Start of Listed records

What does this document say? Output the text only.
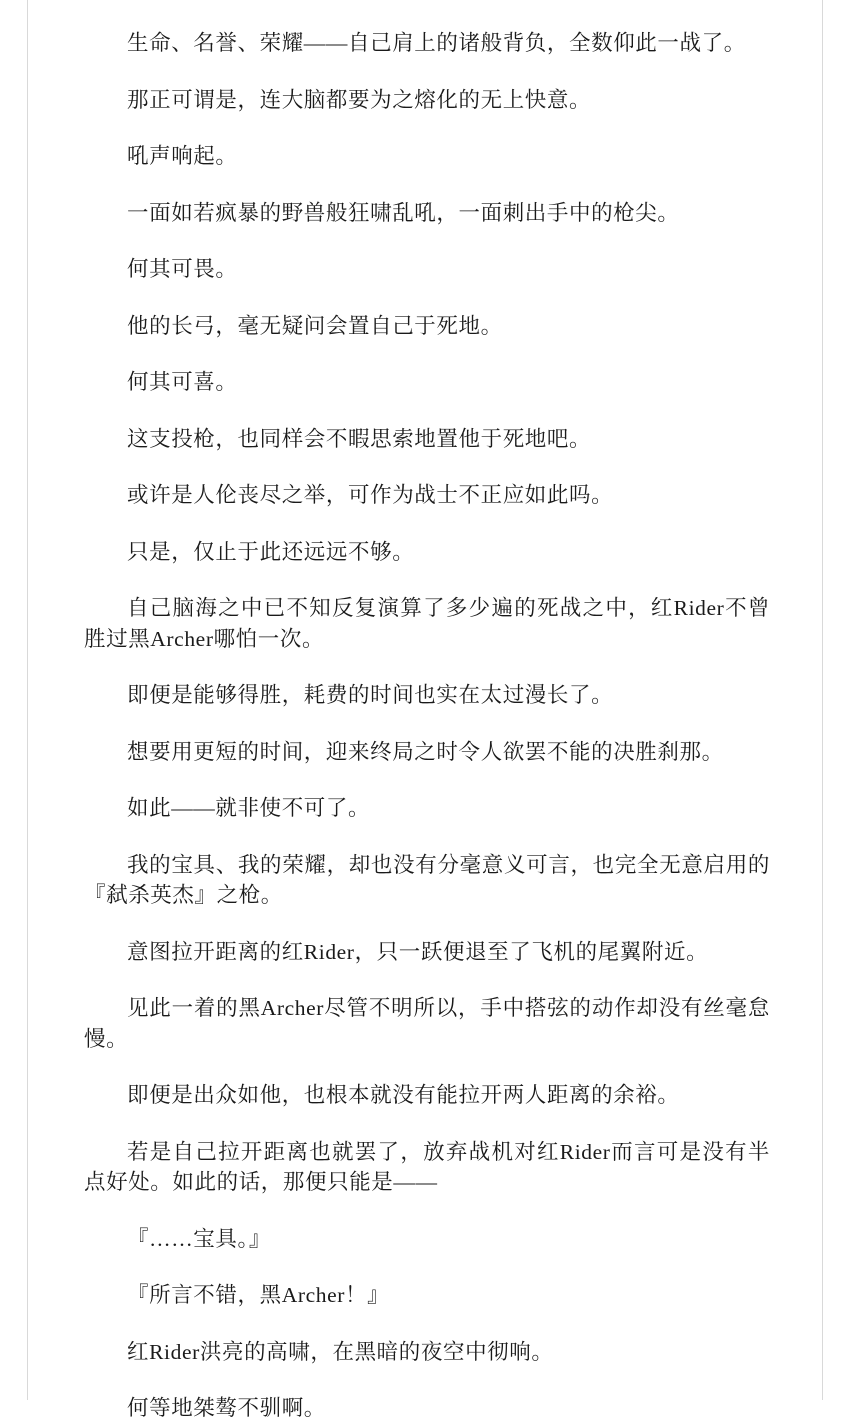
生命、名誉、荣耀——自己肩上的诸般背负，全数仰此一战了。

那正可谓是，连大脑都要为之熔化的无上快意。

吼声响起。

一面如若疯暴的野兽般狂啸乱吼，一面刺出手中的枪尖。

何其可畏。

他的长弓，毫无疑问会置自己于死地。

何其可喜。

这支投枪，也同样会不暇思索地置他于死地吧。

或许是人伦丧尽之举，可作为战士不正应如此吗。

只是，仅止于此还远远不够。

自己脑海之中已不知反复演算了多少遍的死战之中，红Rider不曾胜过黑Archer哪怕一次。

即便是能够得胜，耗费的时间也实在太过漫长了。

想要用更短的时间，迎来终局之时令人欲罢不能的决胜刹那。

如此——就非使不可了。

我的宝具、我的荣耀，却也没有分毫意义可言，也完全无意启用的『弑杀英杰』之枪。

意图拉开距离的红Rider，只一跃便退至了飞机的尾翼附近。

见此一着的黑Archer尽管不明所以，手中搭弦的动作却没有丝毫怠慢。

即便是出众如他，也根本就没有能拉开两人距离的余裕。

若是自己拉开距离也就罢了，放弃战机对红Rider而言可是没有半点好处。如此的话，那便只能是——

『……宝具。』

『所言不错，黑Archer！』

红Rider洪亮的高啸，在黑暗的夜空中彻响。

何等地桀骜不驯啊。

End of Listed records

Exclude the pictures, and transcribe all of the material exactly.

Result below:
What does this document say? Output the text only.
生命、名誉、荣耀——自己肩上的诸般背负，全数仰此一战了。

那正可谓是，连大脑都要为之熔化的无上快意。

吼声响起。

一面如若疯暴的野兽般狂啸乱吼，一面刺出手中的枪尖。

何其可畏。

他的长弓，毫无疑问会置自己于死地。

何其可喜。

这支投枪，也同样会不暇思索地置他于死地吧。

或许是人伦丧尽之举，可作为战士不正应如此吗。

只是，仅止于此还远远不够。

自己脑海之中已不知反复演算了多少遍的死战之中，红Rider不曾胜过黑Archer哪怕一次。

即便是能够得胜，耗费的时间也实在太过漫长了。

想要用更短的时间，迎来终局之时令人欲罢不能的决胜刹那。

如此——就非使不可了。

我的宝具、我的荣耀，却也没有分毫意义可言，也完全无意启用的『弑杀英杰』之枪。

意图拉开距离的红Rider，只一跃便退至了飞机的尾翼附近。

见此一着的黑Archer尽管不明所以，手中搭弦的动作却没有丝毫怠慢。

即便是出众如他，也根本就没有能拉开两人距离的余裕。

若是自己拉开距离也就罢了，放弃战机对红Rider而言可是没有半点好处。如此的话，那便只能是——

『……宝具。』

『所言不错，黑Archer！』

红Rider洪亮的高啸，在黑暗的夜空中彻响。

何等地桀骜不驯啊。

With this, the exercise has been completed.